→ DIRECTIVE: Copy out the listing exactly.

→ MATERIAL:
####################
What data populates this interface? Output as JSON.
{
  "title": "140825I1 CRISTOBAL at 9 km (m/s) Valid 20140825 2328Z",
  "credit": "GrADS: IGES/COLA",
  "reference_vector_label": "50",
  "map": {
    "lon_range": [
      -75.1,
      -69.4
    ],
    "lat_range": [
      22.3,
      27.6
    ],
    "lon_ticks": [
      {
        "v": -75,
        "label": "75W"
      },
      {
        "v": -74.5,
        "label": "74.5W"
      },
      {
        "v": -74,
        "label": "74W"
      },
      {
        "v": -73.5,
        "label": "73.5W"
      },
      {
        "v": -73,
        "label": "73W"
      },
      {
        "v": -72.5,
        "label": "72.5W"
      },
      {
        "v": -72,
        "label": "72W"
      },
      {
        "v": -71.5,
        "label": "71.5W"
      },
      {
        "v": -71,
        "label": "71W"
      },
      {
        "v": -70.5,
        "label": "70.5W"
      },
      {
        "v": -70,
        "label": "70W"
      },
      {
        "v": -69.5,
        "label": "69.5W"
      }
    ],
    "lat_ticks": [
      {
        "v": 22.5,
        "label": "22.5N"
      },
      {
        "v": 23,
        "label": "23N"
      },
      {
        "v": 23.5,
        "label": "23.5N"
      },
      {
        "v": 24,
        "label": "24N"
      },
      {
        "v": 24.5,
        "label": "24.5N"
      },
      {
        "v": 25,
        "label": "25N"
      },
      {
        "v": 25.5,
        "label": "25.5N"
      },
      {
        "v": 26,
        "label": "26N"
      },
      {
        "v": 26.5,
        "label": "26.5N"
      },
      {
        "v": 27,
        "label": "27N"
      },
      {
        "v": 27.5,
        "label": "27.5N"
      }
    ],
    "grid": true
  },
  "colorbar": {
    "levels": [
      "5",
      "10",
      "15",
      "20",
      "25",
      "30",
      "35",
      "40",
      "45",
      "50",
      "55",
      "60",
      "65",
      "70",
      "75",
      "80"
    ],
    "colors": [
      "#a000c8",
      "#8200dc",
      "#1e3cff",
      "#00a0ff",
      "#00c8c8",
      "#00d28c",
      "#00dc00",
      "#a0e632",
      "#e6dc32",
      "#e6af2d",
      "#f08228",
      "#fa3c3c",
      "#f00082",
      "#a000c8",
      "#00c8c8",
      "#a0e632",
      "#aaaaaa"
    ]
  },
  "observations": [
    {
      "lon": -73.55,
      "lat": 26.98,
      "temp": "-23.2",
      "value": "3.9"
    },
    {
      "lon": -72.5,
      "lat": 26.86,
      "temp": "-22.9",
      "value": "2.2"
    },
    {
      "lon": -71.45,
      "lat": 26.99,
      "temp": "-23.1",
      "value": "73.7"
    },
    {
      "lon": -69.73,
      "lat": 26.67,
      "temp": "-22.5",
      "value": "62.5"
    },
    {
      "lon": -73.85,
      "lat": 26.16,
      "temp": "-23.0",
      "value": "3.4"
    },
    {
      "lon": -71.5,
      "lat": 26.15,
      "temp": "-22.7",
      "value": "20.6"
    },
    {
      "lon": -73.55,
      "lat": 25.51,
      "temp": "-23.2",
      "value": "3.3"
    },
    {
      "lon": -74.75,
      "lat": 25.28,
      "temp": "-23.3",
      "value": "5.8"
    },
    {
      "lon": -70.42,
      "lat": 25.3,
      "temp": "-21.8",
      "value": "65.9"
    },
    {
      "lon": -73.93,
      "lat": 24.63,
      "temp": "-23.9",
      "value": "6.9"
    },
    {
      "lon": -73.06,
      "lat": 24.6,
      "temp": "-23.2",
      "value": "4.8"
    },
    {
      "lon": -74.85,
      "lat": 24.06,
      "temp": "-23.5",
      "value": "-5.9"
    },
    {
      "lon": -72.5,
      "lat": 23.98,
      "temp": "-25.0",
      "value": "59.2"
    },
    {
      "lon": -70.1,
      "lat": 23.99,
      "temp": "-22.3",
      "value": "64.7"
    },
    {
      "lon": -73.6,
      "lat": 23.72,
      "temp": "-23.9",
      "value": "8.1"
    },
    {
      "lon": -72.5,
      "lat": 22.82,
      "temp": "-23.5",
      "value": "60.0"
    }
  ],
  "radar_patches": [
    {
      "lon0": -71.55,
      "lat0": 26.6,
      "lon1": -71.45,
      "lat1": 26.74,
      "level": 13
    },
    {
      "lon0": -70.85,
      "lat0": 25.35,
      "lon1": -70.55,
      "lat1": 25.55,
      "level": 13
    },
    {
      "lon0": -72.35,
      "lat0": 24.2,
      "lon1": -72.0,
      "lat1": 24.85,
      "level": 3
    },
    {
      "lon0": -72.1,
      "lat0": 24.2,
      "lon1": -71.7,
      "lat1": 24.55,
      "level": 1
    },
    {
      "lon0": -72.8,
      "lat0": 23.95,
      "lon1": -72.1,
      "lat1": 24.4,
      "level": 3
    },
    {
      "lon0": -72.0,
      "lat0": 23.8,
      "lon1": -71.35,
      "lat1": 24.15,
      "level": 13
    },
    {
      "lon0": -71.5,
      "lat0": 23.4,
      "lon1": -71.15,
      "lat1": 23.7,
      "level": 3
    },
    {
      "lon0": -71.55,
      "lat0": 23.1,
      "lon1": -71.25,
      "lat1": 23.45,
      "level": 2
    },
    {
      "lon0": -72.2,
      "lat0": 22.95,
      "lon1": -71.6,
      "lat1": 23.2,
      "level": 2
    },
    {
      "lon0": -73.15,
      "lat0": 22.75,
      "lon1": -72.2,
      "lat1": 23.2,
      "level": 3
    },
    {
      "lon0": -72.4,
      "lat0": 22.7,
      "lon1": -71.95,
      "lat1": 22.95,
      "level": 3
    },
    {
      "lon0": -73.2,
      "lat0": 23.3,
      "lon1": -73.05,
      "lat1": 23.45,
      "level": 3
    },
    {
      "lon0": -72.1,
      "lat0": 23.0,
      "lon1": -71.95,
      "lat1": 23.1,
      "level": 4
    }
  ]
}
####################
→ WRITTEN ANSWER:
What data populates this interface? Output as JSON.
{
  "title": "140825I1 CRISTOBAL at 9 km (m/s) Valid 20140825 2328Z",
  "credit": "GrADS: IGES/COLA",
  "reference_vector_label": "50",
  "map": {
    "lon_range": [
      -75.1,
      -69.4
    ],
    "lat_range": [
      22.3,
      27.6
    ],
    "lon_ticks": [
      {
        "v": -75,
        "label": "75W"
      },
      {
        "v": -74.5,
        "label": "74.5W"
      },
      {
        "v": -74,
        "label": "74W"
      },
      {
        "v": -73.5,
        "label": "73.5W"
      },
      {
        "v": -73,
        "label": "73W"
      },
      {
        "v": -72.5,
        "label": "72.5W"
      },
      {
        "v": -72,
        "label": "72W"
      },
      {
        "v": -71.5,
        "label": "71.5W"
      },
      {
        "v": -71,
        "label": "71W"
      },
      {
        "v": -70.5,
        "label": "70.5W"
      },
      {
        "v": -70,
        "label": "70W"
      },
      {
        "v": -69.5,
        "label": "69.5W"
      }
    ],
    "lat_ticks": [
      {
        "v": 22.5,
        "label": "22.5N"
      },
      {
        "v": 23,
        "label": "23N"
      },
      {
        "v": 23.5,
        "label": "23.5N"
      },
      {
        "v": 24,
        "label": "24N"
      },
      {
        "v": 24.5,
        "label": "24.5N"
      },
      {
        "v": 25,
        "label": "25N"
      },
      {
        "v": 25.5,
        "label": "25.5N"
      },
      {
        "v": 26,
        "label": "26N"
      },
      {
        "v": 26.5,
        "label": "26.5N"
      },
      {
        "v": 27,
        "label": "27N"
      },
      {
        "v": 27.5,
        "label": "27.5N"
      }
    ],
    "grid": true
  },
  "colorbar": {
    "levels": [
      "5",
      "10",
      "15",
      "20",
      "25",
      "30",
      "35",
      "40",
      "45",
      "50",
      "55",
      "60",
      "65",
      "70",
      "75",
      "80"
    ],
    "colors": [
      "#a000c8",
      "#8200dc",
      "#1e3cff",
      "#00a0ff",
      "#00c8c8",
      "#00d28c",
      "#00dc00",
      "#a0e632",
      "#e6dc32",
      "#e6af2d",
      "#f08228",
      "#fa3c3c",
      "#f00082",
      "#a000c8",
      "#00c8c8",
      "#a0e632",
      "#aaaaaa"
    ]
  },
  "observations": [
    {
      "lon": -73.55,
      "lat": 26.98,
      "temp": "-23.2",
      "value": "3.9"
    },
    {
      "lon": -72.5,
      "lat": 26.86,
      "temp": "-22.9",
      "value": "2.2"
    },
    {
      "lon": -71.45,
      "lat": 26.99,
      "temp": "-23.1",
      "value": "73.7"
    },
    {
      "lon": -69.73,
      "lat": 26.67,
      "temp": "-22.5",
      "value": "62.5"
    },
    {
      "lon": -73.85,
      "lat": 26.16,
      "temp": "-23.0",
      "value": "3.4"
    },
    {
      "lon": -71.5,
      "lat": 26.15,
      "temp": "-22.7",
      "value": "20.6"
    },
    {
      "lon": -73.55,
      "lat": 25.51,
      "temp": "-23.2",
      "value": "3.3"
    },
    {
      "lon": -74.75,
      "lat": 25.28,
      "temp": "-23.3",
      "value": "5.8"
    },
    {
      "lon": -70.42,
      "lat": 25.3,
      "temp": "-21.8",
      "value": "65.9"
    },
    {
      "lon": -73.93,
      "lat": 24.63,
      "temp": "-23.9",
      "value": "6.9"
    },
    {
      "lon": -73.06,
      "lat": 24.6,
      "temp": "-23.2",
      "value": "4.8"
    },
    {
      "lon": -74.85,
      "lat": 24.06,
      "temp": "-23.5",
      "value": "-5.9"
    },
    {
      "lon": -72.5,
      "lat": 23.98,
      "temp": "-25.0",
      "value": "59.2"
    },
    {
      "lon": -70.1,
      "lat": 23.99,
      "temp": "-22.3",
      "value": "64.7"
    },
    {
      "lon": -73.6,
      "lat": 23.72,
      "temp": "-23.9",
      "value": "8.1"
    },
    {
      "lon": -72.5,
      "lat": 22.82,
      "temp": "-23.5",
      "value": "60.0"
    }
  ],
  "radar_patches": [
    {
      "lon0": -71.55,
      "lat0": 26.6,
      "lon1": -71.45,
      "lat1": 26.74,
      "level": 13
    },
    {
      "lon0": -70.85,
      "lat0": 25.35,
      "lon1": -70.55,
      "lat1": 25.55,
      "level": 13
    },
    {
      "lon0": -72.35,
      "lat0": 24.2,
      "lon1": -72.0,
      "lat1": 24.85,
      "level": 3
    },
    {
      "lon0": -72.1,
      "lat0": 24.2,
      "lon1": -71.7,
      "lat1": 24.55,
      "level": 1
    },
    {
      "lon0": -72.8,
      "lat0": 23.95,
      "lon1": -72.1,
      "lat1": 24.4,
      "level": 3
    },
    {
      "lon0": -72.0,
      "lat0": 23.8,
      "lon1": -71.35,
      "lat1": 24.15,
      "level": 13
    },
    {
      "lon0": -71.5,
      "lat0": 23.4,
      "lon1": -71.15,
      "lat1": 23.7,
      "level": 3
    },
    {
      "lon0": -71.55,
      "lat0": 23.1,
      "lon1": -71.25,
      "lat1": 23.45,
      "level": 2
    },
    {
      "lon0": -72.2,
      "lat0": 22.95,
      "lon1": -71.6,
      "lat1": 23.2,
      "level": 2
    },
    {
      "lon0": -73.15,
      "lat0": 22.75,
      "lon1": -72.2,
      "lat1": 23.2,
      "level": 3
    },
    {
      "lon0": -72.4,
      "lat0": 22.7,
      "lon1": -71.95,
      "lat1": 22.95,
      "level": 3
    },
    {
      "lon0": -73.2,
      "lat0": 23.3,
      "lon1": -73.05,
      "lat1": 23.45,
      "level": 3
    },
    {
      "lon0": -72.1,
      "lat0": 23.0,
      "lon1": -71.95,
      "lat1": 23.1,
      "level": 4
    }
  ]
}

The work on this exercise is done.